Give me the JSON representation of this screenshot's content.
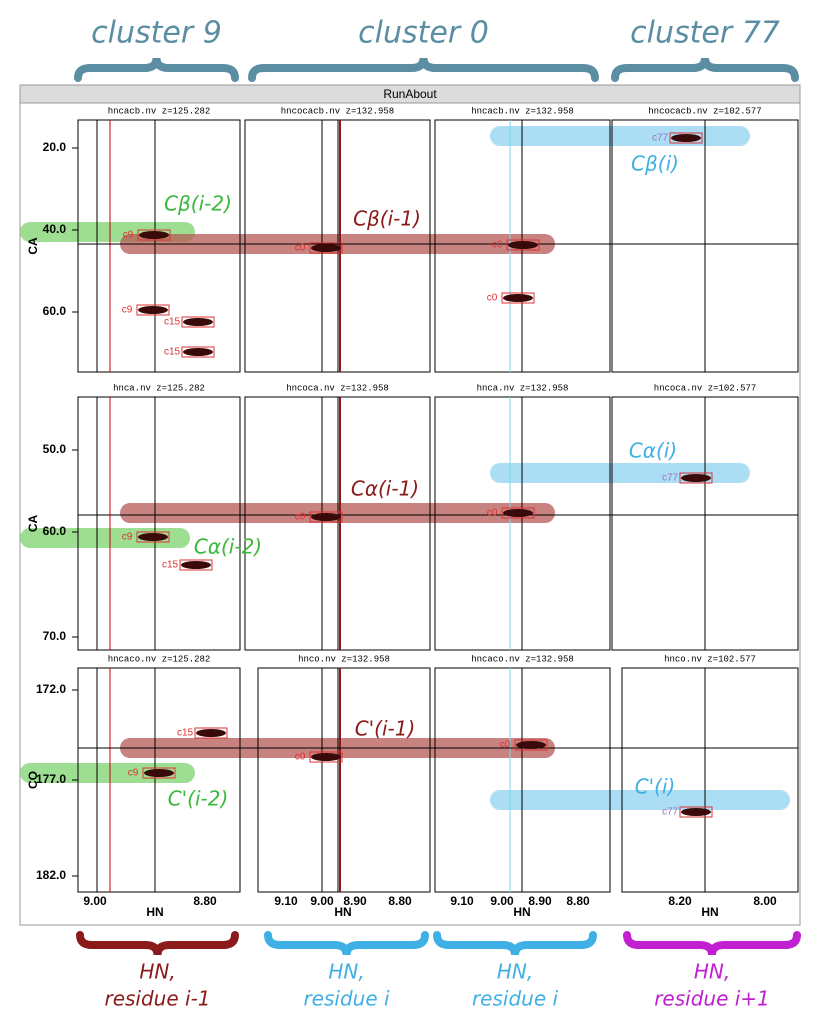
{
  "header": {
    "clusters": [
      "cluster 9",
      "cluster 0",
      "cluster 77"
    ]
  },
  "window": {
    "title": "RunAbout"
  },
  "rows": [
    {
      "axis_label": "CA",
      "ticks": [
        "20.0",
        "40.0",
        "60.0"
      ],
      "panels": [
        "hncacb.nv z=125.282",
        "hncocacb.nv z=132.958",
        "hncacb.nv z=132.958",
        "hncocacb.nv z=102.577"
      ]
    },
    {
      "axis_label": "CA",
      "ticks": [
        "50.0",
        "60.0",
        "70.0"
      ],
      "panels": [
        "hnca.nv z=125.282",
        "hncoca.nv z=132.958",
        "hnca.nv z=132.958",
        "hncoca.nv z=102.577"
      ]
    },
    {
      "axis_label": "CO",
      "ticks": [
        "172.0",
        "177.0",
        "182.0"
      ],
      "panels": [
        "hncaco.nv z=125.282",
        "hnco.nv z=132.958",
        "hncaco.nv z=132.958",
        "hnco.nv z=102.577"
      ]
    }
  ],
  "x_axis": {
    "label": "HN",
    "ticks": [
      [
        "9.00",
        "8.80"
      ],
      [
        "9.10",
        "9.00",
        "8.90",
        "8.80"
      ],
      [
        "9.10",
        "9.00",
        "8.90",
        "8.80"
      ],
      [
        "8.20",
        "8.00"
      ]
    ]
  },
  "annotations": [
    "Cβ(i-2)",
    "Cβ(i-1)",
    "Cβ(i)",
    "Cα(i)",
    "Cα(i-1)",
    "Cα(i-2)",
    "C'(i-1)",
    "C'(i-2)",
    "C'(i)"
  ],
  "peaks": [
    "c9",
    "c9",
    "c15",
    "c15",
    "c0",
    "c0",
    "c0",
    "c77",
    "c9",
    "c15",
    "c0",
    "c0",
    "c77",
    "c15",
    "c9",
    "c0",
    "c0",
    "c77"
  ],
  "footer": {
    "labels": [
      [
        "HN,",
        "residue i-1"
      ],
      [
        "HN,",
        "residue i"
      ],
      [
        "HN,",
        "residue i"
      ],
      [
        "HN,",
        "residue i+1"
      ]
    ]
  }
}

* **Your objective**:
Copy out each line exactly, without the pictures.

* **Correct answer**:
Give me the JSON representation of this screenshot's content.
{
  "header": {
    "clusters": [
      "cluster 9",
      "cluster 0",
      "cluster 77"
    ]
  },
  "window": {
    "title": "RunAbout"
  },
  "rows": [
    {
      "axis_label": "CA",
      "ticks": [
        "20.0",
        "40.0",
        "60.0"
      ],
      "panels": [
        "hncacb.nv z=125.282",
        "hncocacb.nv z=132.958",
        "hncacb.nv z=132.958",
        "hncocacb.nv z=102.577"
      ]
    },
    {
      "axis_label": "CA",
      "ticks": [
        "50.0",
        "60.0",
        "70.0"
      ],
      "panels": [
        "hnca.nv z=125.282",
        "hncoca.nv z=132.958",
        "hnca.nv z=132.958",
        "hncoca.nv z=102.577"
      ]
    },
    {
      "axis_label": "CO",
      "ticks": [
        "172.0",
        "177.0",
        "182.0"
      ],
      "panels": [
        "hncaco.nv z=125.282",
        "hnco.nv z=132.958",
        "hncaco.nv z=132.958",
        "hnco.nv z=102.577"
      ]
    }
  ],
  "x_axis": {
    "label": "HN",
    "ticks": [
      [
        "9.00",
        "8.80"
      ],
      [
        "9.10",
        "9.00",
        "8.90",
        "8.80"
      ],
      [
        "9.10",
        "9.00",
        "8.90",
        "8.80"
      ],
      [
        "8.20",
        "8.00"
      ]
    ]
  },
  "annotations": [
    "Cβ(i-2)",
    "Cβ(i-1)",
    "Cβ(i)",
    "Cα(i)",
    "Cα(i-1)",
    "Cα(i-2)",
    "C'(i-1)",
    "C'(i-2)",
    "C'(i)"
  ],
  "peaks": [
    "c9",
    "c9",
    "c15",
    "c15",
    "c0",
    "c0",
    "c0",
    "c77",
    "c9",
    "c15",
    "c0",
    "c0",
    "c77",
    "c15",
    "c9",
    "c0",
    "c0",
    "c77"
  ],
  "footer": {
    "labels": [
      [
        "HN,",
        "residue i-1"
      ],
      [
        "HN,",
        "residue i"
      ],
      [
        "HN,",
        "residue i"
      ],
      [
        "HN,",
        "residue i+1"
      ]
    ]
  }
}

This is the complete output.